_GOAL_. Find the word "selected" in the data. Return every line where it appears.

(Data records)

┄┄┄┄┄┄┄┄┄┄

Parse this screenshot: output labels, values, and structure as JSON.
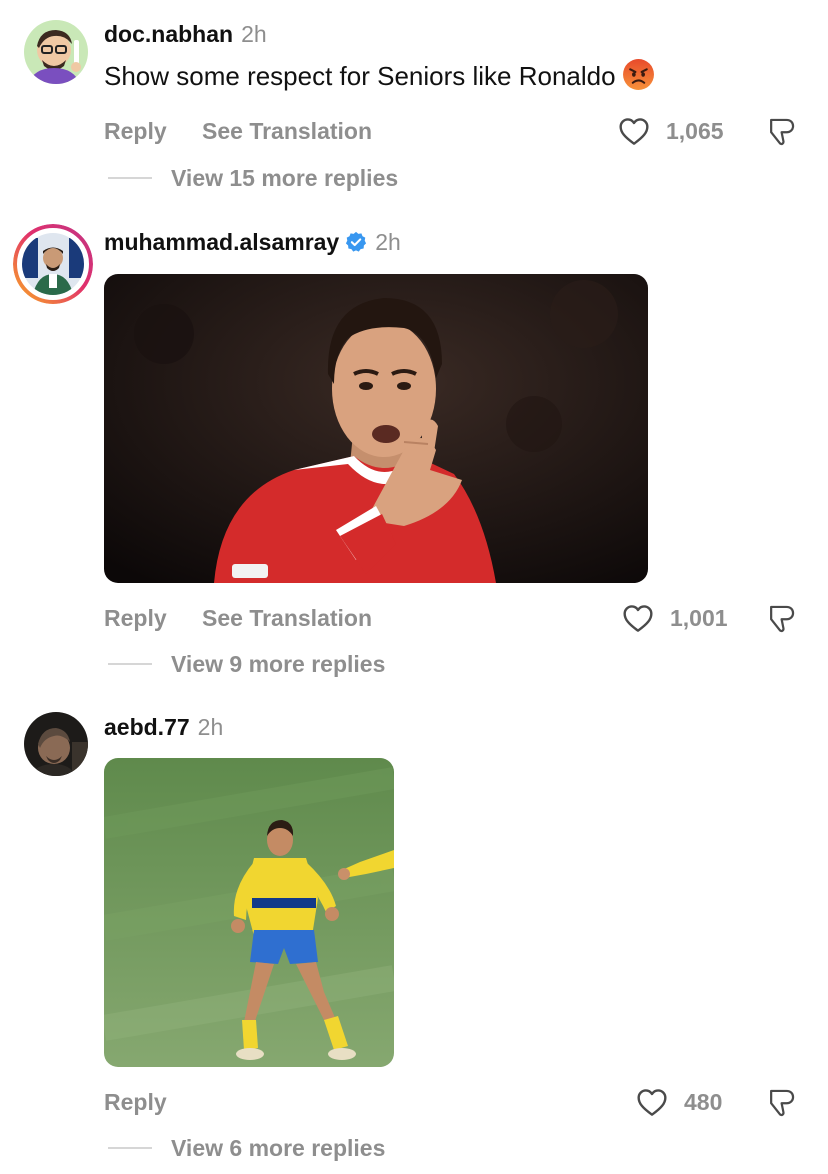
{
  "comments": [
    {
      "username": "doc.nabhan",
      "time": "2h",
      "text": "Show some respect for Seniors  like Ronaldo",
      "emoji": "angry-face",
      "actions": {
        "reply": "Reply",
        "translate": "See Translation"
      },
      "likes": "1,065",
      "view_replies": "View 15 more replies"
    },
    {
      "username": "muhammad.alsamray",
      "verified": true,
      "time": "2h",
      "media": "gif-ronaldo-red-jersey",
      "actions": {
        "reply": "Reply",
        "translate": "See Translation"
      },
      "likes": "1,001",
      "view_replies": "View 9 more replies"
    },
    {
      "username": "aebd.77",
      "time": "2h",
      "media": "gif-ronaldo-yellow-kit",
      "actions": {
        "reply": "Reply"
      },
      "likes": "480",
      "view_replies": "View 6 more replies"
    }
  ],
  "colors": {
    "text": "#111111",
    "muted": "#8e8e8e",
    "verified": "#3897f0",
    "story_ring_start": "#f9a825",
    "story_ring_end": "#c13584"
  }
}
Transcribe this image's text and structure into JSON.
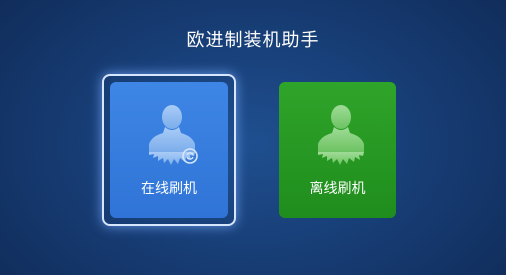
{
  "app": {
    "title": "欧进制装机助手"
  },
  "tiles": [
    {
      "label": "在线刷机",
      "icon": "person-broom-icon",
      "badge_icon": "sync-icon",
      "color": "#3a80e0",
      "selected": true
    },
    {
      "label": "离线刷机",
      "icon": "person-broom-icon",
      "color": "#27991f",
      "selected": false
    }
  ],
  "colors": {
    "background": "#1a4480",
    "selection_border": "#d7e6ff"
  }
}
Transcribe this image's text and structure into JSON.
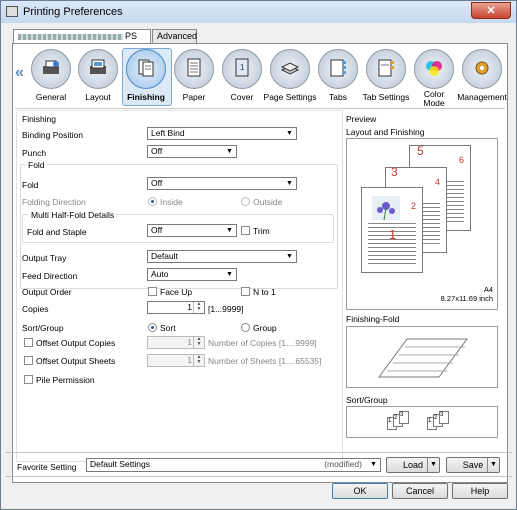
{
  "window": {
    "title": "Printing Preferences",
    "close": "✕"
  },
  "tabs": {
    "printer_suffix": "PS",
    "advanced": "Advanced"
  },
  "iconbar": {
    "items": [
      {
        "label": "General"
      },
      {
        "label": "Layout"
      },
      {
        "label": "Finishing"
      },
      {
        "label": "Paper"
      },
      {
        "label": "Cover"
      },
      {
        "label": "Page Settings"
      },
      {
        "label": "Tabs"
      },
      {
        "label": "Tab Settings"
      },
      {
        "label": "Color\nMode"
      },
      {
        "label": "Management"
      }
    ],
    "left_arrow": "«",
    "right_arrow": "»"
  },
  "finishing": {
    "section": "Finishing",
    "binding_position_label": "Binding Position",
    "binding_position_value": "Left Bind",
    "punch_label": "Punch",
    "punch_value": "Off",
    "fold_group": "Fold",
    "fold_label": "Fold",
    "fold_value": "Off",
    "folding_direction_label": "Folding Direction",
    "inside": "Inside",
    "outside": "Outside",
    "multi_half_group": "Multi Half-Fold Details",
    "fold_staple_label": "Fold and Staple",
    "fold_staple_value": "Off",
    "trim": "Trim",
    "output_tray_label": "Output Tray",
    "output_tray_value": "Default",
    "feed_direction_label": "Feed Direction",
    "feed_direction_value": "Auto",
    "output_order_label": "Output Order",
    "face_up": "Face Up",
    "n_to_1": "N to 1",
    "copies_label": "Copies",
    "copies_value": "1",
    "copies_range": "[1...9999]",
    "sort_group_label": "Sort/Group",
    "sort": "Sort",
    "group": "Group",
    "offset_copies_label": "Offset Output Copies",
    "offset_copies_value": "1",
    "offset_copies_hint": "Number of Copies [1....9999]",
    "offset_sheets_label": "Offset Output Sheets",
    "offset_sheets_value": "1",
    "offset_sheets_hint": "Number of Sheets [1....65535]",
    "pile_permission": "Pile Permission"
  },
  "preview": {
    "title": "Preview",
    "layout_label": "Layout and Finishing",
    "paper_size": "A4",
    "paper_dims": "8.27x11.69 inch",
    "page_numbers": [
      "5",
      "6",
      "3",
      "4",
      "1",
      "2"
    ],
    "finishing_fold_label": "Finishing-Fold",
    "sort_group_label": "Sort/Group",
    "sort_icons": [
      "1",
      "2",
      "3",
      "1",
      "2",
      "3"
    ]
  },
  "favorite": {
    "label": "Favorite Setting",
    "value": "Default Settings",
    "modified": "(modified)",
    "load": "Load",
    "save": "Save"
  },
  "buttons": {
    "ok": "OK",
    "cancel": "Cancel",
    "help": "Help"
  }
}
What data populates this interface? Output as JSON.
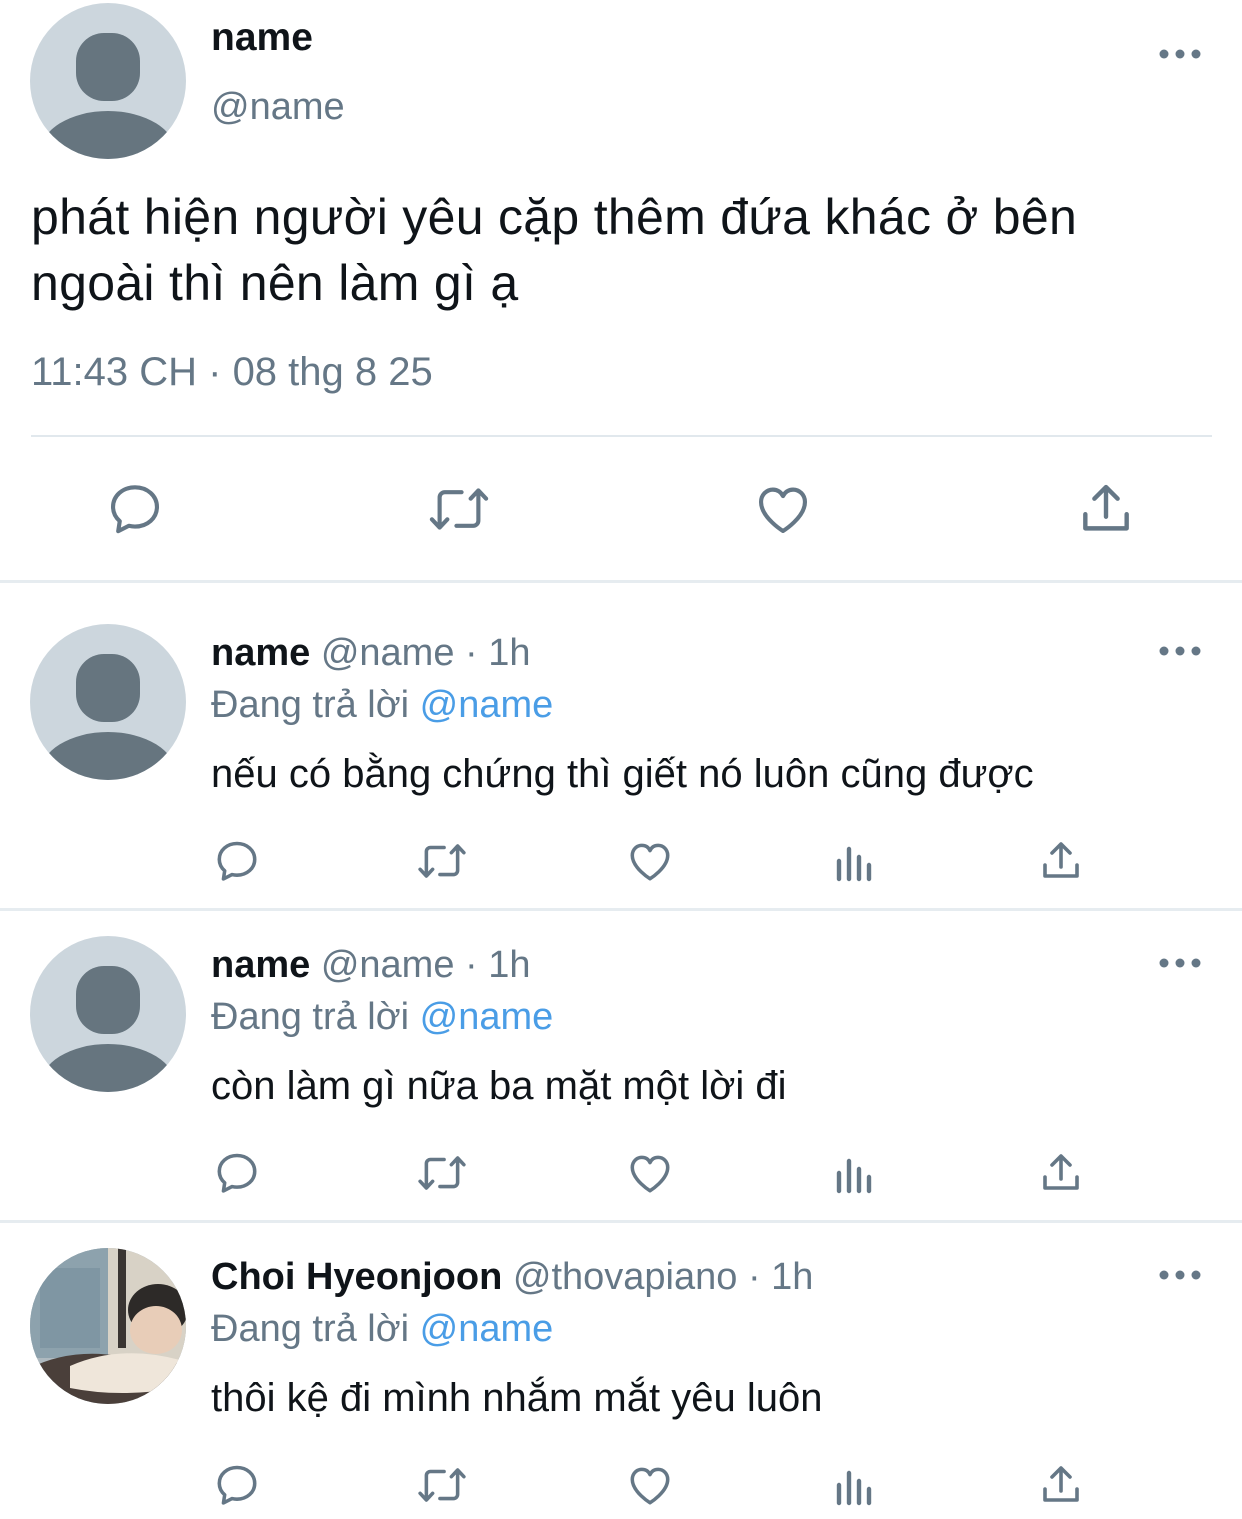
{
  "main_tweet": {
    "name": "name",
    "handle": "@name",
    "text": "phát hiện người yêu cặp thêm đứa khác ở bên ngoài thì nên làm gì ạ",
    "timestamp": "11:43 CH · 08 thg 8 25",
    "actions": [
      "reply-icon",
      "retweet-icon",
      "like-icon",
      "share-icon"
    ]
  },
  "replies": [
    {
      "name": "name",
      "handle": "@name",
      "separator": " · ",
      "time": "1h",
      "replying_prefix": "Đang trả lời ",
      "replying_to": "@name",
      "text": "nếu có bằng chứng thì giết nó luôn cũng được",
      "avatar": "default-avatar"
    },
    {
      "name": "name",
      "handle": "@name",
      "separator": " · ",
      "time": "1h",
      "replying_prefix": "Đang trả lời ",
      "replying_to": "@name",
      "text": "còn làm gì nữa ba mặt một lời đi",
      "avatar": "default-avatar"
    },
    {
      "name": "Choi Hyeonjoon",
      "handle": "@thovapiano",
      "separator": " · ",
      "time": "1h",
      "replying_prefix": "Đang trả lời ",
      "replying_to": "@name",
      "text": "thôi kệ đi mình nhắm mắt yêu luôn",
      "avatar": "photo-avatar"
    }
  ],
  "colors": {
    "text": "#0f1419",
    "secondary": "#657786",
    "mention": "#4a9de6",
    "divider": "#e6ecf0",
    "avatar_bg": "#ccd6dd",
    "avatar_fg": "#66757f"
  }
}
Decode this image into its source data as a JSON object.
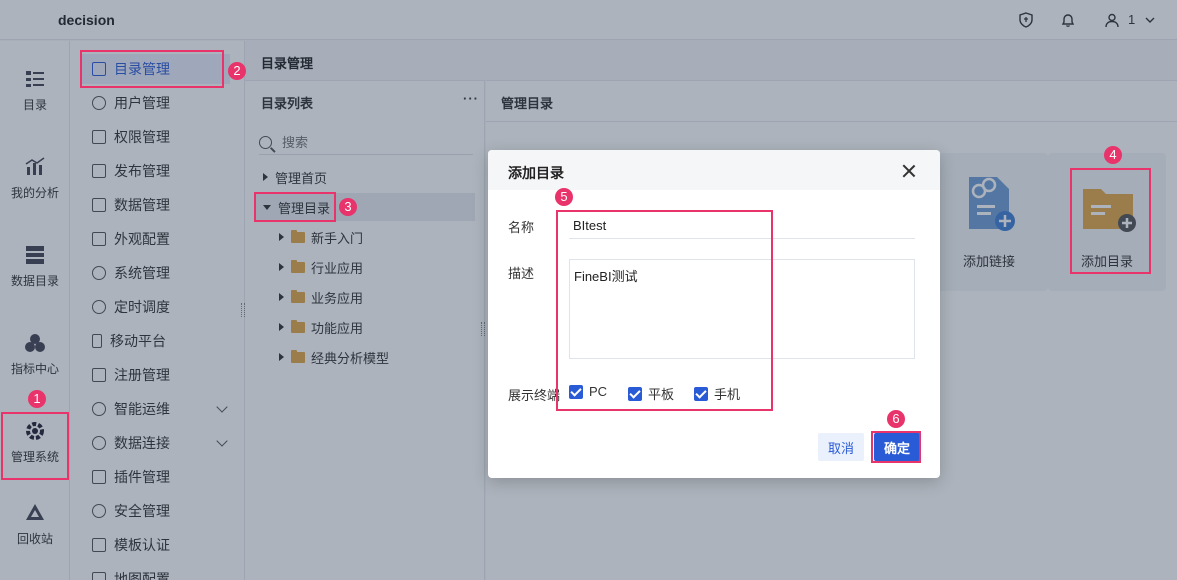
{
  "app": {
    "title": "decision",
    "user_label": "1"
  },
  "iconbar": [
    {
      "label": "目录",
      "icon": "catalog-icon"
    },
    {
      "label": "我的分析",
      "icon": "analysis-icon"
    },
    {
      "label": "数据目录",
      "icon": "data-catalog-icon"
    },
    {
      "label": "指标中心",
      "icon": "metrics-icon"
    },
    {
      "label": "管理系统",
      "icon": "gear-icon"
    },
    {
      "label": "回收站",
      "icon": "recycle-icon"
    }
  ],
  "menu": [
    {
      "label": "目录管理",
      "active": true
    },
    {
      "label": "用户管理"
    },
    {
      "label": "权限管理"
    },
    {
      "label": "发布管理"
    },
    {
      "label": "数据管理"
    },
    {
      "label": "外观配置"
    },
    {
      "label": "系统管理"
    },
    {
      "label": "定时调度"
    },
    {
      "label": "移动平台"
    },
    {
      "label": "注册管理"
    },
    {
      "label": "智能运维",
      "expandable": true
    },
    {
      "label": "数据连接",
      "expandable": true
    },
    {
      "label": "插件管理"
    },
    {
      "label": "安全管理"
    },
    {
      "label": "模板认证"
    },
    {
      "label": "地图配置"
    }
  ],
  "breadcrumb": "目录管理",
  "tree_panel": {
    "title": "目录列表",
    "more": "···",
    "search_placeholder": "搜索",
    "rows": [
      {
        "label": "管理首页",
        "level": 0,
        "expanded": false
      },
      {
        "label": "管理目录",
        "level": 0,
        "expanded": true,
        "selected": true
      },
      {
        "label": "新手入门",
        "level": 1
      },
      {
        "label": "行业应用",
        "level": 1
      },
      {
        "label": "业务应用",
        "level": 1
      },
      {
        "label": "功能应用",
        "level": 1
      },
      {
        "label": "经典分析模型",
        "level": 1
      }
    ]
  },
  "main_panel": {
    "title": "管理目录",
    "cards": [
      {
        "label": "添加链接",
        "icon": "add-link-icon"
      },
      {
        "label": "添加目录",
        "icon": "add-folder-icon"
      }
    ]
  },
  "dialog": {
    "title": "添加目录",
    "name_label": "名称",
    "name_value": "BItest",
    "desc_label": "描述",
    "desc_value": "FineBI测试",
    "terminal_label": "展示终端",
    "terminals": [
      "PC",
      "平板",
      "手机"
    ],
    "cancel_label": "取消",
    "ok_label": "确定"
  },
  "annotations": [
    "1",
    "2",
    "3",
    "4",
    "5",
    "6"
  ],
  "colors": {
    "accent": "#2a5bd7",
    "highlight": "#e8336b",
    "folder": "#e0a84a"
  }
}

┄┄┄┄┄┄┄┄┄┄

_SOLUTION BELOW_.
      "selected": true
      "selected": false
        "selected": true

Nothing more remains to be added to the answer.